**TASK OBJECTIVE**. Transcribe each record exactly. Include every one.
-------
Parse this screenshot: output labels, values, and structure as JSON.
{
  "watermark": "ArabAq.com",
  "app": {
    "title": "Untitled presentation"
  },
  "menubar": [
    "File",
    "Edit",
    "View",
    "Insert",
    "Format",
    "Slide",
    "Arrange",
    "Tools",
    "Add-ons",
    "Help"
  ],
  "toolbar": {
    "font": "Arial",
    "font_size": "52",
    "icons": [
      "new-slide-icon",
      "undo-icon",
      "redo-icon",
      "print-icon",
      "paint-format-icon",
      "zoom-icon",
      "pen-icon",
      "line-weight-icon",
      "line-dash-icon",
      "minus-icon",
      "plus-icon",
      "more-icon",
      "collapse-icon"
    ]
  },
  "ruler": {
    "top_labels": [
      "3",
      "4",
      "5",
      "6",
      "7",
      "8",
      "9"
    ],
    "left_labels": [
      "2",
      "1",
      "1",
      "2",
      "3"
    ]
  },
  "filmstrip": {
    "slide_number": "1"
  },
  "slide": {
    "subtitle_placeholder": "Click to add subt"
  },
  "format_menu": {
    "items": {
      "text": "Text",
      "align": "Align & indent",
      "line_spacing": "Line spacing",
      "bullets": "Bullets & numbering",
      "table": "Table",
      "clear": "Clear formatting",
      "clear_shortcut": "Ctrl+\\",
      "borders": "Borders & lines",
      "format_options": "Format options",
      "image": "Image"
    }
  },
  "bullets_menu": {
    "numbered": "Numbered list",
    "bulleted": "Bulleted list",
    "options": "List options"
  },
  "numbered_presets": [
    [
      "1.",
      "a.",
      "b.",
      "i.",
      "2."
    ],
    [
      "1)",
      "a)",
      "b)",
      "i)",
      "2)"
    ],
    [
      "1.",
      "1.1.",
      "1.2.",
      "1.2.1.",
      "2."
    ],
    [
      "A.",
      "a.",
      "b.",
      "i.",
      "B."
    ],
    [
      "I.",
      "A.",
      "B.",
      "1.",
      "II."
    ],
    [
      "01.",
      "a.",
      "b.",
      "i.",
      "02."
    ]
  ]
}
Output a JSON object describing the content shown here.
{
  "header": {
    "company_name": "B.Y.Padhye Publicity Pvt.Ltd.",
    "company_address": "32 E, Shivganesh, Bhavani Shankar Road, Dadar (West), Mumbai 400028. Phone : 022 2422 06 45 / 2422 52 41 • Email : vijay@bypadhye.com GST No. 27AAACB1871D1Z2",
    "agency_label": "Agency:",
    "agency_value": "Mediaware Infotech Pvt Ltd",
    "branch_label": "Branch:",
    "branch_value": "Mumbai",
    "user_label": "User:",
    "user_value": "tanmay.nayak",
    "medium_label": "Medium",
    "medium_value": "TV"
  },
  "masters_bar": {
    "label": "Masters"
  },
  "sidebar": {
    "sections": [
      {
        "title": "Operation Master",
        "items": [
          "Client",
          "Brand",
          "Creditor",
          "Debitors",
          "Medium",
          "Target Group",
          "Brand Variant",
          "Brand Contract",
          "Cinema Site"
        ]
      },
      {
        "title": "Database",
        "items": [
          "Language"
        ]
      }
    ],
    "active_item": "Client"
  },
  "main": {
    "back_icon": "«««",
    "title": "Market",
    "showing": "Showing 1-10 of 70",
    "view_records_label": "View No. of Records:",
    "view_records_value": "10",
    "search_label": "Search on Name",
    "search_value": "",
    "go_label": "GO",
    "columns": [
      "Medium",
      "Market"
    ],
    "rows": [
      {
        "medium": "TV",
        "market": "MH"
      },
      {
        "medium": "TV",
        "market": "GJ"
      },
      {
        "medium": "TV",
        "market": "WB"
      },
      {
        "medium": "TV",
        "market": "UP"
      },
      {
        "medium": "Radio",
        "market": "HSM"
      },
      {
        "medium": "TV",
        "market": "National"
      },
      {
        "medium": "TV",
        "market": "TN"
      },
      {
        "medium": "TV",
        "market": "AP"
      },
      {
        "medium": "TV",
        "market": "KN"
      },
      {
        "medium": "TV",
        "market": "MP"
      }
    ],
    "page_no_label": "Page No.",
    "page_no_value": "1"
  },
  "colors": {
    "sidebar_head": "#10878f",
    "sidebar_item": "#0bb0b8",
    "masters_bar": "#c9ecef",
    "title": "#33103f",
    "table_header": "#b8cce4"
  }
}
-------
**TASK ANSWER**.
Parse this screenshot: output labels, values, and structure as JSON.
{
  "watermark": "ArabAq.com",
  "app": {
    "title": "Untitled presentation"
  },
  "menubar": [
    "File",
    "Edit",
    "View",
    "Insert",
    "Format",
    "Slide",
    "Arrange",
    "Tools",
    "Add-ons",
    "Help"
  ],
  "toolbar": {
    "font": "Arial",
    "font_size": "52",
    "icons": [
      "new-slide-icon",
      "undo-icon",
      "redo-icon",
      "print-icon",
      "paint-format-icon",
      "zoom-icon",
      "pen-icon",
      "line-weight-icon",
      "line-dash-icon",
      "minus-icon",
      "plus-icon",
      "more-icon",
      "collapse-icon"
    ]
  },
  "ruler": {
    "top_labels": [
      "3",
      "4",
      "5",
      "6",
      "7",
      "8",
      "9"
    ],
    "left_labels": [
      "2",
      "1",
      "1",
      "2",
      "3"
    ]
  },
  "filmstrip": {
    "slide_number": "1"
  },
  "slide": {
    "subtitle_placeholder": "Click to add subt"
  },
  "format_menu": {
    "items": {
      "text": "Text",
      "align": "Align & indent",
      "line_spacing": "Line spacing",
      "bullets": "Bullets & numbering",
      "table": "Table",
      "clear": "Clear formatting",
      "clear_shortcut": "Ctrl+\\",
      "borders": "Borders & lines",
      "format_options": "Format options",
      "image": "Image"
    }
  },
  "bullets_menu": {
    "numbered": "Numbered list",
    "bulleted": "Bulleted list",
    "options": "List options"
  },
  "numbered_presets": [
    [
      "1.",
      "a.",
      "b.",
      "i.",
      "2."
    ],
    [
      "1)",
      "a)",
      "b)",
      "i)",
      "2)"
    ],
    [
      "1.",
      "1.1.",
      "1.2.",
      "1.2.1.",
      "2."
    ],
    [
      "A.",
      "a.",
      "b.",
      "i.",
      "B."
    ],
    [
      "I.",
      "A.",
      "B.",
      "1.",
      "II."
    ],
    [
      "01.",
      "a.",
      "b.",
      "i.",
      "02."
    ]
  ]
}
Output a JSON object describing the content shown here.
{
  "header": {
    "company_name": "B.Y.Padhye Publicity Pvt.Ltd.",
    "company_address": "32 E, Shivganesh, Bhavani Shankar Road, Dadar (West), Mumbai 400028. Phone : 022 2422 06 45 / 2422 52 41 • Email : vijay@bypadhye.com GST No. 27AAACB1871D1Z2",
    "agency_label": "Agency:",
    "agency_value": "Mediaware Infotech Pvt Ltd",
    "branch_label": "Branch:",
    "branch_value": "Mumbai",
    "user_label": "User:",
    "user_value": "tanmay.nayak",
    "medium_label": "Medium",
    "medium_value": "TV"
  },
  "masters_bar": {
    "label": "Masters"
  },
  "sidebar": {
    "sections": [
      {
        "title": "Operation Master",
        "items": [
          "Client",
          "Brand",
          "Creditor",
          "Debitors",
          "Medium",
          "Target Group",
          "Brand Variant",
          "Brand Contract",
          "Cinema Site"
        ]
      },
      {
        "title": "Database",
        "items": [
          "Language"
        ]
      }
    ],
    "active_item": "Client"
  },
  "main": {
    "back_icon": "«««",
    "title": "Market",
    "showing": "Showing 1-10 of 70",
    "view_records_label": "View No. of Records:",
    "view_records_value": "10",
    "search_label": "Search on Name",
    "search_value": "",
    "go_label": "GO",
    "columns": [
      "Medium",
      "Market"
    ],
    "rows": [
      {
        "medium": "TV",
        "market": "MH"
      },
      {
        "medium": "TV",
        "market": "GJ"
      },
      {
        "medium": "TV",
        "market": "WB"
      },
      {
        "medium": "TV",
        "market": "UP"
      },
      {
        "medium": "Radio",
        "market": "HSM"
      },
      {
        "medium": "TV",
        "market": "National"
      },
      {
        "medium": "TV",
        "market": "TN"
      },
      {
        "medium": "TV",
        "market": "AP"
      },
      {
        "medium": "TV",
        "market": "KN"
      },
      {
        "medium": "TV",
        "market": "MP"
      }
    ],
    "page_no_label": "Page No.",
    "page_no_value": "1"
  },
  "colors": {
    "sidebar_head": "#10878f",
    "sidebar_item": "#0bb0b8",
    "masters_bar": "#c9ecef",
    "title": "#33103f",
    "table_header": "#b8cce4"
  }
}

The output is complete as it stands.